PROVIDED INFORMATION:

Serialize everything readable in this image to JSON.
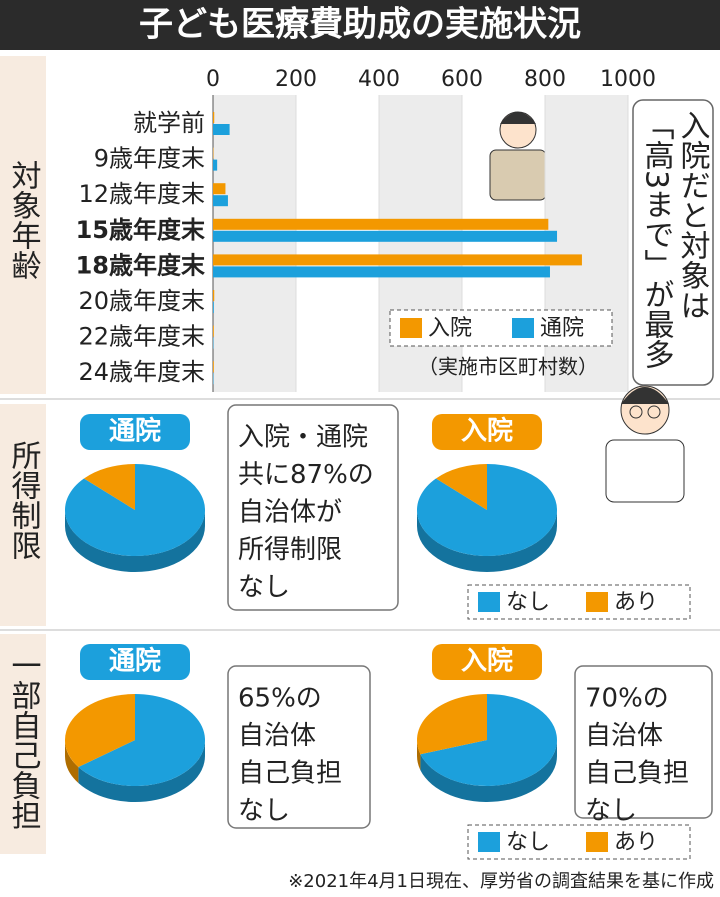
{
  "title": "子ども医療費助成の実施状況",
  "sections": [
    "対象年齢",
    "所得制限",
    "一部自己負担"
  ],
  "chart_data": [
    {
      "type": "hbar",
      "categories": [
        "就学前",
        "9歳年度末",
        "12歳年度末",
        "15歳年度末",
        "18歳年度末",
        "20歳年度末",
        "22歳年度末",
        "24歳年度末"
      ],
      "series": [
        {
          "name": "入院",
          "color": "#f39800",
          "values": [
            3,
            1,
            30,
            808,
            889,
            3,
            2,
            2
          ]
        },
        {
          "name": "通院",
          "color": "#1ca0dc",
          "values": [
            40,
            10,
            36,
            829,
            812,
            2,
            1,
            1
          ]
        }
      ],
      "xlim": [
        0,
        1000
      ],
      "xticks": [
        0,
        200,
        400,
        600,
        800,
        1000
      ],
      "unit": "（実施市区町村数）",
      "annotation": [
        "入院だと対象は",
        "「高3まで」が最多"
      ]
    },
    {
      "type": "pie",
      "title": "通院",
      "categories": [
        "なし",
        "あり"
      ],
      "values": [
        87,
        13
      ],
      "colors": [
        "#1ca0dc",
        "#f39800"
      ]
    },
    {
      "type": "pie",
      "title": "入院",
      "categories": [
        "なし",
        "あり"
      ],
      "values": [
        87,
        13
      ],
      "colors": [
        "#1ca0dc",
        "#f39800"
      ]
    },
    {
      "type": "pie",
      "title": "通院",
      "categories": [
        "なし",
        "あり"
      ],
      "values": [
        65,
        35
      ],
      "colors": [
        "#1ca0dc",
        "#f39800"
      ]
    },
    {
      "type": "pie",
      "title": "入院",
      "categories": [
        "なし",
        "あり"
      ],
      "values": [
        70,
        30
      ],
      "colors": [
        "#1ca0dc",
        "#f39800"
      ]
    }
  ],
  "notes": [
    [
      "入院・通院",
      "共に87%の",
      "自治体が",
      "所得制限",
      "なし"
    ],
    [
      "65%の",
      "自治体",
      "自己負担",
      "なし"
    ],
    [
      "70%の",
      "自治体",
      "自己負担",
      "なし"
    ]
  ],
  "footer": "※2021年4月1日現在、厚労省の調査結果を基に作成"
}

WHAT THIS TASK INVOLVES:
Every entry should be returned exactly as written, minus the pictures.

OUTPUT OF THE EXERCISE:
Serialize everything readable in this image to JSON.
{
  "title": "子ども医療費助成の実施状況",
  "sections": [
    "対象年齢",
    "所得制限",
    "一部自己負担"
  ],
  "chart_data": [
    {
      "type": "hbar",
      "categories": [
        "就学前",
        "9歳年度末",
        "12歳年度末",
        "15歳年度末",
        "18歳年度末",
        "20歳年度末",
        "22歳年度末",
        "24歳年度末"
      ],
      "series": [
        {
          "name": "入院",
          "color": "#f39800",
          "values": [
            3,
            1,
            30,
            808,
            889,
            3,
            2,
            2
          ]
        },
        {
          "name": "通院",
          "color": "#1ca0dc",
          "values": [
            40,
            10,
            36,
            829,
            812,
            2,
            1,
            1
          ]
        }
      ],
      "xlim": [
        0,
        1000
      ],
      "xticks": [
        0,
        200,
        400,
        600,
        800,
        1000
      ],
      "unit": "（実施市区町村数）",
      "annotation": [
        "入院だと対象は",
        "「高3まで」が最多"
      ]
    },
    {
      "type": "pie",
      "title": "通院",
      "categories": [
        "なし",
        "あり"
      ],
      "values": [
        87,
        13
      ],
      "colors": [
        "#1ca0dc",
        "#f39800"
      ]
    },
    {
      "type": "pie",
      "title": "入院",
      "categories": [
        "なし",
        "あり"
      ],
      "values": [
        87,
        13
      ],
      "colors": [
        "#1ca0dc",
        "#f39800"
      ]
    },
    {
      "type": "pie",
      "title": "通院",
      "categories": [
        "なし",
        "あり"
      ],
      "values": [
        65,
        35
      ],
      "colors": [
        "#1ca0dc",
        "#f39800"
      ]
    },
    {
      "type": "pie",
      "title": "入院",
      "categories": [
        "なし",
        "あり"
      ],
      "values": [
        70,
        30
      ],
      "colors": [
        "#1ca0dc",
        "#f39800"
      ]
    }
  ],
  "notes": [
    [
      "入院・通院",
      "共に87%の",
      "自治体が",
      "所得制限",
      "なし"
    ],
    [
      "65%の",
      "自治体",
      "自己負担",
      "なし"
    ],
    [
      "70%の",
      "自治体",
      "自己負担",
      "なし"
    ]
  ],
  "footer": "※2021年4月1日現在、厚労省の調査結果を基に作成"
}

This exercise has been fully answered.